> [Collection entries]
- - - - - - -

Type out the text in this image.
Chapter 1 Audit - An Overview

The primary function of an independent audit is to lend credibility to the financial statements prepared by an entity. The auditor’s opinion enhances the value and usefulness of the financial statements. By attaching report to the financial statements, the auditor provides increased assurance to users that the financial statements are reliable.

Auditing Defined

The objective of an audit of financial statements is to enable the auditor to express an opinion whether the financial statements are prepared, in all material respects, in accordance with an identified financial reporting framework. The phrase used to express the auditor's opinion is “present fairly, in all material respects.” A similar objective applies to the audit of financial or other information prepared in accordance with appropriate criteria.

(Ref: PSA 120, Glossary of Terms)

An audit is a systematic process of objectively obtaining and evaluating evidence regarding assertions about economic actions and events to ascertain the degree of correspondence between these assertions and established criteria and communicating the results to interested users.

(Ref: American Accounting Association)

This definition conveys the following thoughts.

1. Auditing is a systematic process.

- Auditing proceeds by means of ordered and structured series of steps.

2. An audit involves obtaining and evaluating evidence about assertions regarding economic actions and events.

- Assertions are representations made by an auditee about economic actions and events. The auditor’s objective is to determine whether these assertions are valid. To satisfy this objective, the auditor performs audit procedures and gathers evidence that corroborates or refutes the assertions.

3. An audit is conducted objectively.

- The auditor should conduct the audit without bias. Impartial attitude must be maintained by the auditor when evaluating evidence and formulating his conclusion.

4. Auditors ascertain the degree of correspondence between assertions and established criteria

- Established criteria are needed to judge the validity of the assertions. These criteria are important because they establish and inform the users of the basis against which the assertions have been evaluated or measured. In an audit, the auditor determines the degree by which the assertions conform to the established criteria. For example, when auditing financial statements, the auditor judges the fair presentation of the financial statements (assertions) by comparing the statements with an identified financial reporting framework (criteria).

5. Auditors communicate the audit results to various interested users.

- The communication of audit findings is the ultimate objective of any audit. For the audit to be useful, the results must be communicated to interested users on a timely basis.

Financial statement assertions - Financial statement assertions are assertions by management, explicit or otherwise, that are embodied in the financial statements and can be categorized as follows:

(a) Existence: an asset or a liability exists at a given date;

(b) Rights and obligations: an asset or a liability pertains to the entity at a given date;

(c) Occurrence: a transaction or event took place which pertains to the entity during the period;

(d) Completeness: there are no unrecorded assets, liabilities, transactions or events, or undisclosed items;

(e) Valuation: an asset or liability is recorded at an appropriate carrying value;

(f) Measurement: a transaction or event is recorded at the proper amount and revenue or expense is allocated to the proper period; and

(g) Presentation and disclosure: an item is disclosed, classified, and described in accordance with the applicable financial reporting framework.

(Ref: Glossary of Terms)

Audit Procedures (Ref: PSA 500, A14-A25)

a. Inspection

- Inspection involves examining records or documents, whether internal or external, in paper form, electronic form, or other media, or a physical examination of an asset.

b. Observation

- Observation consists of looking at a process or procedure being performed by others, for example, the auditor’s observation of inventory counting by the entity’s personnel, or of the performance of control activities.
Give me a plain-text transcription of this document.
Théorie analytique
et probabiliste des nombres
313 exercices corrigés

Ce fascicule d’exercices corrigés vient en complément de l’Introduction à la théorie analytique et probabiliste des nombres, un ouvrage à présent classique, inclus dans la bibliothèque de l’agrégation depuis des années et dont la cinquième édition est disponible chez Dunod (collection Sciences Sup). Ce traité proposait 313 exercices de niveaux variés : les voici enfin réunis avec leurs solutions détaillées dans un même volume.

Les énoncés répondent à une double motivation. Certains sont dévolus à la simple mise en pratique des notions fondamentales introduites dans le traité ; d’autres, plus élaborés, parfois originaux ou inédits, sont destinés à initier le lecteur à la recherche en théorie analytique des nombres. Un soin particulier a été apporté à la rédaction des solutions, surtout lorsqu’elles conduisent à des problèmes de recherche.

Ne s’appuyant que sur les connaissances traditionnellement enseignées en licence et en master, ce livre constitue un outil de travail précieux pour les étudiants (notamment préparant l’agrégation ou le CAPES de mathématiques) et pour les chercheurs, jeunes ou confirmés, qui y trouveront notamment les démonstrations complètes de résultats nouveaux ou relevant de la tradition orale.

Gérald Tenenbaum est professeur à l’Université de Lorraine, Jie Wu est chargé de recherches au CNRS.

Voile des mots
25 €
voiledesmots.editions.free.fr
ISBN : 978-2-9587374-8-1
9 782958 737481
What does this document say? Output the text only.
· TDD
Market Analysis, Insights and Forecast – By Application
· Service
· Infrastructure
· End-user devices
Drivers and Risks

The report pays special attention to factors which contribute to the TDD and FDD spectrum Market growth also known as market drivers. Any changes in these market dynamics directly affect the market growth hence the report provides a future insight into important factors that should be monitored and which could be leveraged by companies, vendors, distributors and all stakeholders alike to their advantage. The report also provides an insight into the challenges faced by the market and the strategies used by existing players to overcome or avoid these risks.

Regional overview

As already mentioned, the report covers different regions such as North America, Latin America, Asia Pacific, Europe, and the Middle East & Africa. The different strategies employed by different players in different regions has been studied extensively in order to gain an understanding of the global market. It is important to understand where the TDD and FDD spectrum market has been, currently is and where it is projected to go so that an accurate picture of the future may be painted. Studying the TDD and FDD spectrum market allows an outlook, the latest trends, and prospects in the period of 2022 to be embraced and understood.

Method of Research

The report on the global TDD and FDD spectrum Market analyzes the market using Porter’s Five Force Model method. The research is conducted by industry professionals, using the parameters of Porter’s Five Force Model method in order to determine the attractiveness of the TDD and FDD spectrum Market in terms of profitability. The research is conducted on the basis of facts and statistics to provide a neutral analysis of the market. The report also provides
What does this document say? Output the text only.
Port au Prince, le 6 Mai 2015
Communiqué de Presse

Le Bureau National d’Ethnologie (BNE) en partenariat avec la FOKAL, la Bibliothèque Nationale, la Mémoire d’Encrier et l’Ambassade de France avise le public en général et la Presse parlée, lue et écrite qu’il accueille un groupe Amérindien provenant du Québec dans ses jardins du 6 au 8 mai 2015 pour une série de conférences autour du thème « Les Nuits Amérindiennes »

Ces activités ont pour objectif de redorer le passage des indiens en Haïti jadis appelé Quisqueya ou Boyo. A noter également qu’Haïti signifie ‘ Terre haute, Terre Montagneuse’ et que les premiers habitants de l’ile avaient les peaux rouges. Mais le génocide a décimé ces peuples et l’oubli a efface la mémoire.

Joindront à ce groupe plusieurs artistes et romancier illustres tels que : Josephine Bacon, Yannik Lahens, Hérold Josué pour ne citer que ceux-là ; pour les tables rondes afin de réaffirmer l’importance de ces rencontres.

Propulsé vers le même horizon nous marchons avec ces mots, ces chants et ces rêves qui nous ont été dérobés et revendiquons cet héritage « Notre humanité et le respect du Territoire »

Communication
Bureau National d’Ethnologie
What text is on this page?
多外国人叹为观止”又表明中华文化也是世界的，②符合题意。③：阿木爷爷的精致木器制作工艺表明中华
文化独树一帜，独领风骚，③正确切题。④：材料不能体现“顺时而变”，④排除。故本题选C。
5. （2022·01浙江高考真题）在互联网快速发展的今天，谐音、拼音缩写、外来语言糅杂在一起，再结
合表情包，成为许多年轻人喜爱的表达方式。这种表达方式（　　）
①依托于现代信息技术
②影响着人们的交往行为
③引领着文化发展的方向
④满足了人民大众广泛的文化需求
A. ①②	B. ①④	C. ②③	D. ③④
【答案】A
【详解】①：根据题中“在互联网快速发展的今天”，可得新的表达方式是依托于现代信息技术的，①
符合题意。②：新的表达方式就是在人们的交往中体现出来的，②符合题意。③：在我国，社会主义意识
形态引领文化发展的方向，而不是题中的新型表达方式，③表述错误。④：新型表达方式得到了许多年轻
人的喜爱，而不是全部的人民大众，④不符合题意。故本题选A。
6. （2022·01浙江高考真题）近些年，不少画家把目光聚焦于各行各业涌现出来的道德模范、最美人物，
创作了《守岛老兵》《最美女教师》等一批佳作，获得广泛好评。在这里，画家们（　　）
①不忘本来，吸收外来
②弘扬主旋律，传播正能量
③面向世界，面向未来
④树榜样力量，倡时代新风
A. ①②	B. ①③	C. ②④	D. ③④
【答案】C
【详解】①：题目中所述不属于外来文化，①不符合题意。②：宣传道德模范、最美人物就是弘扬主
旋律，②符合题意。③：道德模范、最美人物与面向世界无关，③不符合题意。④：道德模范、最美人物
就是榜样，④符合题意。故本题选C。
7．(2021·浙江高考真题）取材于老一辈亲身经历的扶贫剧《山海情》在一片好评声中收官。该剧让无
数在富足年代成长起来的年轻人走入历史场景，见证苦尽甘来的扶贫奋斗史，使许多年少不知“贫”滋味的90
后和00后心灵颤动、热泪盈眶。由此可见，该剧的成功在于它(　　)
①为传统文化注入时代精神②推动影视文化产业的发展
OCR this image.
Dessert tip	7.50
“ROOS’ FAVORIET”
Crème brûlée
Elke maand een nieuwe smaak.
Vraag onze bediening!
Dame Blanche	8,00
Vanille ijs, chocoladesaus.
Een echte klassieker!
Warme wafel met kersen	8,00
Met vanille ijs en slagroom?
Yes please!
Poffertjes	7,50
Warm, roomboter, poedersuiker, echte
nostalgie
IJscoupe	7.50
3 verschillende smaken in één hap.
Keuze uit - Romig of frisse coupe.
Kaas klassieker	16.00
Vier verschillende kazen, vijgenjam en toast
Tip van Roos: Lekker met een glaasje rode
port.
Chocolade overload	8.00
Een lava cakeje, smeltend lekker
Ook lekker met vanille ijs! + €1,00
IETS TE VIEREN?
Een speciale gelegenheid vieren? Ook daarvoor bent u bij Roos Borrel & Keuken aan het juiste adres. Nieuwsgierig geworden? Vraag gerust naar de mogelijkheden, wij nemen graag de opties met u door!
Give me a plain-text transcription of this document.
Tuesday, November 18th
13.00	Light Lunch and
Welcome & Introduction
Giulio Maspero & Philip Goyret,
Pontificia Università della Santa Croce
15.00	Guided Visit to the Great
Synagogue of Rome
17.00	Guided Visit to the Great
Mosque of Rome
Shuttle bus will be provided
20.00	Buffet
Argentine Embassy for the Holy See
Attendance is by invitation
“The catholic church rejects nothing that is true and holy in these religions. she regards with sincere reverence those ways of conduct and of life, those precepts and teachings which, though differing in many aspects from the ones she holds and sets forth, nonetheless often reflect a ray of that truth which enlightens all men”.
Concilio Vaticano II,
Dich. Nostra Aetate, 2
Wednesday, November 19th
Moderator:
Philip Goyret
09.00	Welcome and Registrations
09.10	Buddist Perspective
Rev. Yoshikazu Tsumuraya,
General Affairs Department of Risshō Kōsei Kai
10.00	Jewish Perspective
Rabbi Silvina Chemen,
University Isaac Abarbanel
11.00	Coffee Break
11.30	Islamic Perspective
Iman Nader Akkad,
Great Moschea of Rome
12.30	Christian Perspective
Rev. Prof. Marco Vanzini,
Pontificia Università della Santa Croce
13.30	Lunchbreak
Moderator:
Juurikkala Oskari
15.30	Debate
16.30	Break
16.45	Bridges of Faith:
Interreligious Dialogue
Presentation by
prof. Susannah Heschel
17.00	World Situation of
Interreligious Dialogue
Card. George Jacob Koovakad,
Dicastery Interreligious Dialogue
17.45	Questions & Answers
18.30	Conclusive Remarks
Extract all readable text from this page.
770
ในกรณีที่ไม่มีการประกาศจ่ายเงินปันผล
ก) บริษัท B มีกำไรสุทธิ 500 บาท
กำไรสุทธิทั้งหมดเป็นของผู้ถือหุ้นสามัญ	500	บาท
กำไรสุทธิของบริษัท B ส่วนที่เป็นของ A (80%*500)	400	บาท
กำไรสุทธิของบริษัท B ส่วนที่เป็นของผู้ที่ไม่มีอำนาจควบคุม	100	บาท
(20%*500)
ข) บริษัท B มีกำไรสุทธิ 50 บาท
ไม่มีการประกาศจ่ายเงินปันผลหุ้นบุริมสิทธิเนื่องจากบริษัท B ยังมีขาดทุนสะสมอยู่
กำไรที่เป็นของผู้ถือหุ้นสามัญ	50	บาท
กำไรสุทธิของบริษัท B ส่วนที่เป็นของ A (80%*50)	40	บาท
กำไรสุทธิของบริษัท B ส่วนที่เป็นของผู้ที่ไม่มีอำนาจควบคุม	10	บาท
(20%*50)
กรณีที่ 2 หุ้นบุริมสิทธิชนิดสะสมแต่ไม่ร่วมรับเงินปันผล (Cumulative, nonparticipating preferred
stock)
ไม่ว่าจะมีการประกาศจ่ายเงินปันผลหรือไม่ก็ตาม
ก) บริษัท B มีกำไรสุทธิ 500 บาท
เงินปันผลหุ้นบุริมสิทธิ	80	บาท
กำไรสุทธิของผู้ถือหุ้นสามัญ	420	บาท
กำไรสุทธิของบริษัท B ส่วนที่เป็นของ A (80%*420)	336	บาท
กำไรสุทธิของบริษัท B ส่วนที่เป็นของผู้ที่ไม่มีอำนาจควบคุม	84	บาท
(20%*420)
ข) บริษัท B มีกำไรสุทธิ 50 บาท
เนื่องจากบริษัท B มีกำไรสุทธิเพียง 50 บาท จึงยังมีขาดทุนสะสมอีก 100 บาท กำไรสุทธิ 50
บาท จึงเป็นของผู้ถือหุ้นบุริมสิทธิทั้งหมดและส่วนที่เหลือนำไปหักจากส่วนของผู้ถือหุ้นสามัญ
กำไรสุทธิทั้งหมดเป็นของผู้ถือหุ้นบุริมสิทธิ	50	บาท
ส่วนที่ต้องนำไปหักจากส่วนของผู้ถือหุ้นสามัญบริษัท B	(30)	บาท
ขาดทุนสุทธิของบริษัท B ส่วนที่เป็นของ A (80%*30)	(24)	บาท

- - - - - - -

> [Objective] Pick out, from the lines above, every one that contains the string "interested".

> [Result]
An audit is a systematic process of objectively obtaining and evaluating evidence regarding assertions about economic actions and events to ascertain the degree of correspondence between these assertions and established criteria and communicating the results to interested users.
5. Auditors communicate the audit results to various interested users.
- The communication of audit findings is the ultimate objective of any audit. For the audit to be useful, the results must be communicated to interested users on a timely basis.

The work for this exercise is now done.